In the entries that follow, how many lines contain the word "content"? Answer with the number only.
— Start DATA EXTRACT —
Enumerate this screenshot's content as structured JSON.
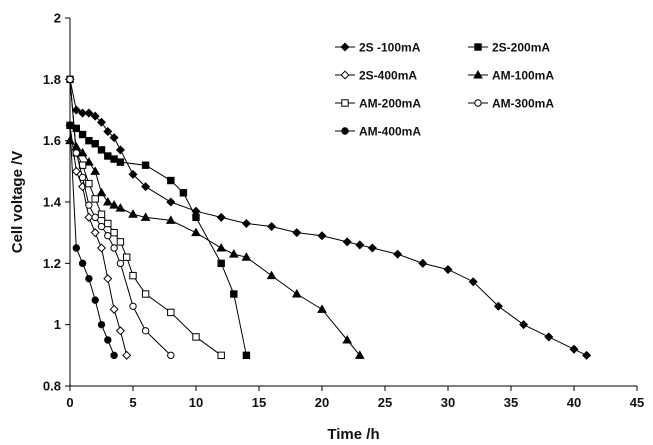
{
  "chart_data": {
    "type": "line",
    "title": "",
    "xlabel": "Time /h",
    "ylabel": "Cell voltage /V",
    "xlim": [
      0,
      45
    ],
    "ylim": [
      0.8,
      2.0
    ],
    "xticks": [
      "0",
      "5",
      "10",
      "15",
      "20",
      "25",
      "30",
      "35",
      "40",
      "45"
    ],
    "yticks": [
      "0.8",
      "1",
      "1.2",
      "1.4",
      "1.6",
      "1.8",
      "2"
    ],
    "grid": false,
    "legend_position": "top-right",
    "series": [
      {
        "name": "2S -100mA",
        "marker": "diamond-filled",
        "x": [
          0,
          0.5,
          1,
          1.5,
          2,
          2.5,
          3,
          3.5,
          4,
          5,
          6,
          8,
          10,
          12,
          14,
          16,
          18,
          20,
          22,
          23,
          24,
          26,
          28,
          30,
          32,
          34,
          36,
          38,
          40,
          41
        ],
        "y": [
          1.8,
          1.7,
          1.69,
          1.69,
          1.68,
          1.66,
          1.63,
          1.61,
          1.57,
          1.49,
          1.45,
          1.4,
          1.37,
          1.35,
          1.33,
          1.32,
          1.3,
          1.29,
          1.27,
          1.26,
          1.25,
          1.23,
          1.2,
          1.18,
          1.14,
          1.06,
          1.0,
          0.96,
          0.92,
          0.9
        ]
      },
      {
        "name": "2S-200mA",
        "marker": "square-filled",
        "x": [
          0,
          0.5,
          1,
          1.5,
          2,
          2.5,
          3,
          3.5,
          4,
          6,
          8,
          9,
          10,
          12,
          13,
          14
        ],
        "y": [
          1.65,
          1.64,
          1.62,
          1.6,
          1.59,
          1.57,
          1.55,
          1.54,
          1.53,
          1.52,
          1.47,
          1.43,
          1.35,
          1.2,
          1.1,
          0.9
        ]
      },
      {
        "name": "2S-400mA",
        "marker": "diamond-open",
        "x": [
          0,
          0.5,
          1,
          1.5,
          2,
          2.5,
          3,
          3.5,
          4,
          4.5
        ],
        "y": [
          1.65,
          1.5,
          1.45,
          1.35,
          1.3,
          1.25,
          1.15,
          1.05,
          0.98,
          0.9
        ]
      },
      {
        "name": "AM-100mA",
        "marker": "triangle-filled",
        "x": [
          0,
          0.5,
          1,
          1.5,
          2,
          2.5,
          3,
          3.5,
          4,
          5,
          6,
          8,
          10,
          12,
          13,
          14,
          16,
          18,
          20,
          22,
          23
        ],
        "y": [
          1.6,
          1.58,
          1.56,
          1.53,
          1.5,
          1.43,
          1.4,
          1.39,
          1.38,
          1.36,
          1.35,
          1.34,
          1.3,
          1.25,
          1.23,
          1.22,
          1.16,
          1.1,
          1.05,
          0.95,
          0.9
        ]
      },
      {
        "name": "AM-200mA",
        "marker": "square-open",
        "x": [
          0,
          0.5,
          1,
          1.5,
          2,
          2.5,
          3,
          3.5,
          4,
          4.5,
          5,
          6,
          8,
          10,
          12
        ],
        "y": [
          1.8,
          1.56,
          1.52,
          1.46,
          1.41,
          1.36,
          1.33,
          1.3,
          1.27,
          1.22,
          1.16,
          1.1,
          1.04,
          0.96,
          0.9
        ]
      },
      {
        "name": "AM-300mA",
        "marker": "circle-open",
        "x": [
          0,
          0.5,
          1,
          1.5,
          2,
          2.5,
          3,
          3.5,
          4,
          5,
          6,
          8
        ],
        "y": [
          1.8,
          1.56,
          1.48,
          1.39,
          1.35,
          1.32,
          1.29,
          1.25,
          1.2,
          1.06,
          0.98,
          0.9
        ]
      },
      {
        "name": "AM-400mA",
        "marker": "circle-filled",
        "x": [
          0,
          0.5,
          1,
          1.5,
          2,
          2.5,
          3,
          3.5
        ],
        "y": [
          1.65,
          1.25,
          1.2,
          1.15,
          1.08,
          1.0,
          0.95,
          0.9
        ]
      }
    ]
  }
}
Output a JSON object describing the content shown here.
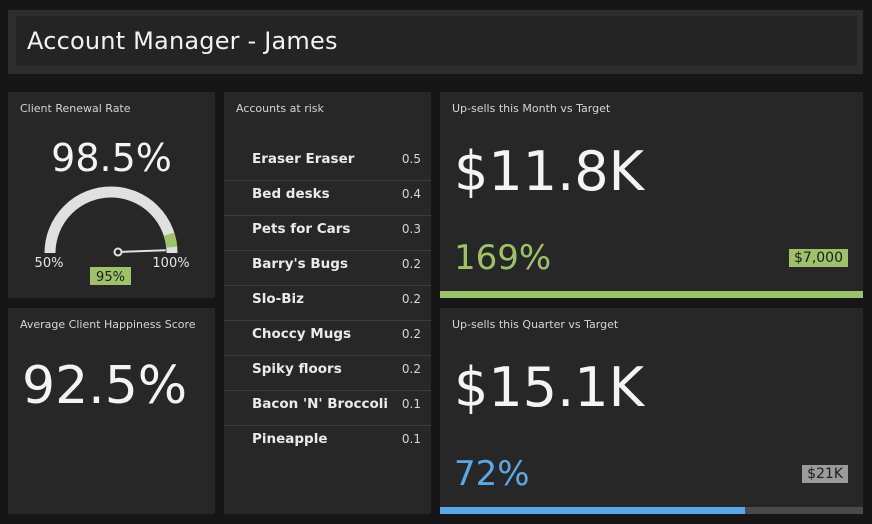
{
  "header": {
    "title": "Account Manager - James"
  },
  "renewal": {
    "title": "Client Renewal Rate",
    "value": "98.5%",
    "gauge": {
      "min_label": "50%",
      "max_label": "100%",
      "marker_label": "95%",
      "min": 50,
      "max": 100,
      "value": 98.5,
      "marker": 95
    }
  },
  "happiness": {
    "title": "Average Client Happiness Score",
    "value": "92.5%"
  },
  "risk": {
    "title": "Accounts at risk",
    "items": [
      {
        "name": "Eraser Eraser",
        "score": "0.5"
      },
      {
        "name": "Bed desks",
        "score": "0.4"
      },
      {
        "name": "Pets for Cars",
        "score": "0.3"
      },
      {
        "name": "Barry's Bugs",
        "score": "0.2"
      },
      {
        "name": "Slo-Biz",
        "score": "0.2"
      },
      {
        "name": "Choccy Mugs",
        "score": "0.2"
      },
      {
        "name": "Spiky floors",
        "score": "0.2"
      },
      {
        "name": "Bacon 'N' Broccoli",
        "score": "0.1"
      },
      {
        "name": "Pineapple",
        "score": "0.1"
      }
    ]
  },
  "month": {
    "title": "Up-sells this Month vs Target",
    "value": "$11.8K",
    "percent": "169%",
    "target": "$7,000",
    "progress": 1.0
  },
  "quarter": {
    "title": "Up-sells this Quarter vs Target",
    "value": "$15.1K",
    "percent": "72%",
    "target": "$21K",
    "progress": 0.72
  },
  "colors": {
    "green": "#9dc36a",
    "blue": "#5aa9e6",
    "gauge_track": "#e0e0e0"
  }
}
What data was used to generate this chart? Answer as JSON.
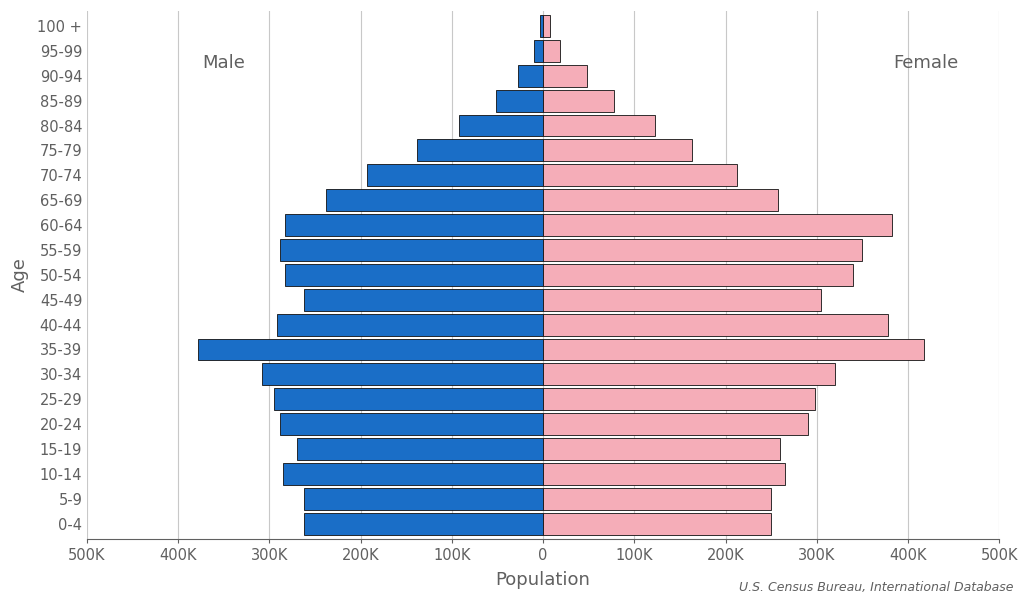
{
  "xlabel": "Population",
  "ylabel": "Age",
  "source": "U.S. Census Bureau, International Database",
  "age_groups": [
    "0-4",
    "5-9",
    "10-14",
    "15-19",
    "20-24",
    "25-29",
    "30-34",
    "35-39",
    "40-44",
    "45-49",
    "50-54",
    "55-59",
    "60-64",
    "65-69",
    "70-74",
    "75-79",
    "80-84",
    "85-89",
    "90-94",
    "95-99",
    "100 +"
  ],
  "male": [
    262000,
    262000,
    285000,
    270000,
    288000,
    295000,
    308000,
    378000,
    292000,
    262000,
    283000,
    288000,
    283000,
    238000,
    193000,
    138000,
    92000,
    52000,
    28000,
    10000,
    3000
  ],
  "female": [
    250000,
    250000,
    265000,
    260000,
    290000,
    298000,
    320000,
    418000,
    378000,
    305000,
    340000,
    350000,
    382000,
    258000,
    213000,
    163000,
    123000,
    78000,
    48000,
    18000,
    8000
  ],
  "male_color": "#1a6ec7",
  "female_color": "#f5adb8",
  "bar_edge_color": "#111111",
  "background_color": "#ffffff",
  "grid_color": "#c8c8c8",
  "text_color": "#606060",
  "label_fontsize": 13,
  "tick_fontsize": 10.5,
  "source_fontsize": 9,
  "male_label": "Male",
  "female_label": "Female",
  "xlim": 500000,
  "xticks": [
    -500000,
    -400000,
    -300000,
    -200000,
    -100000,
    0,
    100000,
    200000,
    300000,
    400000,
    500000
  ],
  "xtick_labels": [
    "500K",
    "400K",
    "300K",
    "200K",
    "100K",
    "0",
    "100K",
    "200K",
    "300K",
    "400K",
    "500K"
  ]
}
— End DATA EXTRACT —
### OUTPUT FOR THIS EXERCISE
2